Texto extraído:
----------
Em vista da abundância de testemunhos, a intenção governamental de virar a página vai ser difícil de cumprir. O próprio procurador-geral reconheceu que enquanto não forem detidos todos os envolvidos a investigação continuará aberta. Entre os foragidos estão os chefes de polícia de Iguala e Cocula e também os tenentes do Guerreros Unidos que deram a ordem de matar os estudantes. Seus testemunhos são peças-chave para esclarecer as últimas dúvidas. Entre elas, a fundamental: por que os pistoleiros acharam que os estudantes eram de um cartel rival. Murillo Karam assinalou que não há prova que indique a presença de infiltrados do narcotráfico entre os estudantes. E se é assim, o que ocasionou essa terrível confusão?
Tampouco será fácil para o Governo, em pleno ano eleitoral, restaurar a confiança. As famílias dos falecidos se distanciaram das teses oficiais. Para muitos deles, o Executivo carece de credibilidade e se nega a chegar ao final da trama. “Repudiamos a forma de atuação do Governo, pretendem encerrar o caso de maneira descarada, sem se importar com o dano que causam às famílias. Não bastam as declarações dos assassinos, queremos uma demonstração científica. Os pais continuam na luta”, assinalou o porta-voz das famílias, Felipe de la Cruz. “Na falta de informação detalhada, não podemos permitir que este caso seja encerrado de um dia para outro”, afirmou o representante dos normalistas, David Flores.
----------
Enunciado 1: Transcreva sem alterações as linhas de dados, desde o início até a linha que contém "frame-number-8: 8 <box>1151", inclusive.
----------
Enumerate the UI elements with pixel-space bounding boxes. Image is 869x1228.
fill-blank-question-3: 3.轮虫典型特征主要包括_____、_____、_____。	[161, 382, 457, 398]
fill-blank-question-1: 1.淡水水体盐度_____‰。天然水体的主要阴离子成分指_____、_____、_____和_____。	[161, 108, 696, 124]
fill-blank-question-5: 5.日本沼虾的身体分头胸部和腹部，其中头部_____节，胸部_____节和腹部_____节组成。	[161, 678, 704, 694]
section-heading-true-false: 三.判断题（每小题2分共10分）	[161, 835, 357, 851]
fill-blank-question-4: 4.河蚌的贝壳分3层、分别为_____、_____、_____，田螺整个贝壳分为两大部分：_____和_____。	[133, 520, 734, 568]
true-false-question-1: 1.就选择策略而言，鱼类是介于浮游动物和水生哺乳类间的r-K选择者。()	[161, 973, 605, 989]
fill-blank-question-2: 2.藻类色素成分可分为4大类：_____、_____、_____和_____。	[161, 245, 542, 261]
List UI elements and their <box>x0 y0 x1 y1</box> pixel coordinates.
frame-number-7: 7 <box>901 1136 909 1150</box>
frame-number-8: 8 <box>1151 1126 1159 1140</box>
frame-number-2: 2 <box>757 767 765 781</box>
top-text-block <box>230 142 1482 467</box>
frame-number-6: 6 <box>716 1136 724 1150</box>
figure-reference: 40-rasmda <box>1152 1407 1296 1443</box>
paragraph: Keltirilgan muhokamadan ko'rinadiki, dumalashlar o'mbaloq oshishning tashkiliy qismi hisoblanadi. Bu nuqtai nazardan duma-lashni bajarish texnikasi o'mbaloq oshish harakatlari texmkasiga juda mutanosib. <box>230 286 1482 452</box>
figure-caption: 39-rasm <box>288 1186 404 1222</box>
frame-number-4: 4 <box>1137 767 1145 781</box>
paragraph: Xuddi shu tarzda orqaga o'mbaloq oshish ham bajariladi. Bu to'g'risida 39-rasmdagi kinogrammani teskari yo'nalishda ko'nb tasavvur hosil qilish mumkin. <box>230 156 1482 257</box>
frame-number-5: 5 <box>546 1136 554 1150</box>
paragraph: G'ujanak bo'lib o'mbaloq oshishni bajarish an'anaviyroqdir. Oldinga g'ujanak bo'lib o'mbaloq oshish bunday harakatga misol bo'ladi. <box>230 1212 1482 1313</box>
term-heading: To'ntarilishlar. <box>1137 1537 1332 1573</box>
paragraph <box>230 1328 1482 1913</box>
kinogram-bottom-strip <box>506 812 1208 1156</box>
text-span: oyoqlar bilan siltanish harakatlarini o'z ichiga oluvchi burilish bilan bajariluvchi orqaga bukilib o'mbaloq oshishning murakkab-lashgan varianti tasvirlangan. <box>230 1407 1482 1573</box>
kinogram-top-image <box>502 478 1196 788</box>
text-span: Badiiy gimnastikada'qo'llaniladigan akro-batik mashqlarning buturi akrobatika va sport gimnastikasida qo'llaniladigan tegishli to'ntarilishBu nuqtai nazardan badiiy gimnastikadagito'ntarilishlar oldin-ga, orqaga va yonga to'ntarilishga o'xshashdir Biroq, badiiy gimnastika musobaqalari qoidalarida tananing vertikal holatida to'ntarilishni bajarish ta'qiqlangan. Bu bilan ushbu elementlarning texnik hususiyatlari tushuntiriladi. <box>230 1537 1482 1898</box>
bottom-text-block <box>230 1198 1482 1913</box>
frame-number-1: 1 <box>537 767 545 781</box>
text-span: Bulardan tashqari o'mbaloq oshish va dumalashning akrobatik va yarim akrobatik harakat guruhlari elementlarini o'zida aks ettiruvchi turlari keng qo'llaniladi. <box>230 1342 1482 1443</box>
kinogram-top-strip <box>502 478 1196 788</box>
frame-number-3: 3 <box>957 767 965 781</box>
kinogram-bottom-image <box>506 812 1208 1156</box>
----------
Enunciado 2:
Responda com base no texto extraído:
(a) Segundo o texto, os chefes de polícia de quais localidades estão entre os foragidos?
(b) Quem é apontado como porta-voz das famílias?
(c) Quem é o representante dos normalistas citado no texto?

Resolução 1:
Enumerate the UI elements with pixel-space bounding boxes. Image is 869x1228.
fill-blank-question-3: 3.轮虫典型特征主要包括_____、_____、_____。	[161, 382, 457, 398]
fill-blank-question-1: 1.淡水水体盐度_____‰。天然水体的主要阴离子成分指_____、_____、_____和_____。	[161, 108, 696, 124]
fill-blank-question-5: 5.日本沼虾的身体分头胸部和腹部，其中头部_____节，胸部_____节和腹部_____节组成。	[161, 678, 704, 694]
section-heading-true-false: 三.判断题（每小题2分共10分）	[161, 835, 357, 851]
fill-blank-question-4: 4.河蚌的贝壳分3层、分别为_____、_____、_____，田螺整个贝壳分为两大部分：_____和_____。	[133, 520, 734, 568]
true-false-question-1: 1.就选择策略而言，鱼类是介于浮游动物和水生哺乳类间的r-K选择者。()	[161, 973, 605, 989]
fill-blank-question-2: 2.藻类色素成分可分为4大类：_____、_____、_____和_____。	[161, 245, 542, 261]
List UI elements and their <box>x0 y0 x1 y1</box> pixel coordinates.
frame-number-7: 7 <box>901 1136 909 1150</box>
frame-number-8: 8 <box>1151 1126 1159 1140</box>

Resolução 2:
(a) Iguala e Cocula.
(b) Felipe de la Cruz.
(c) David Flores.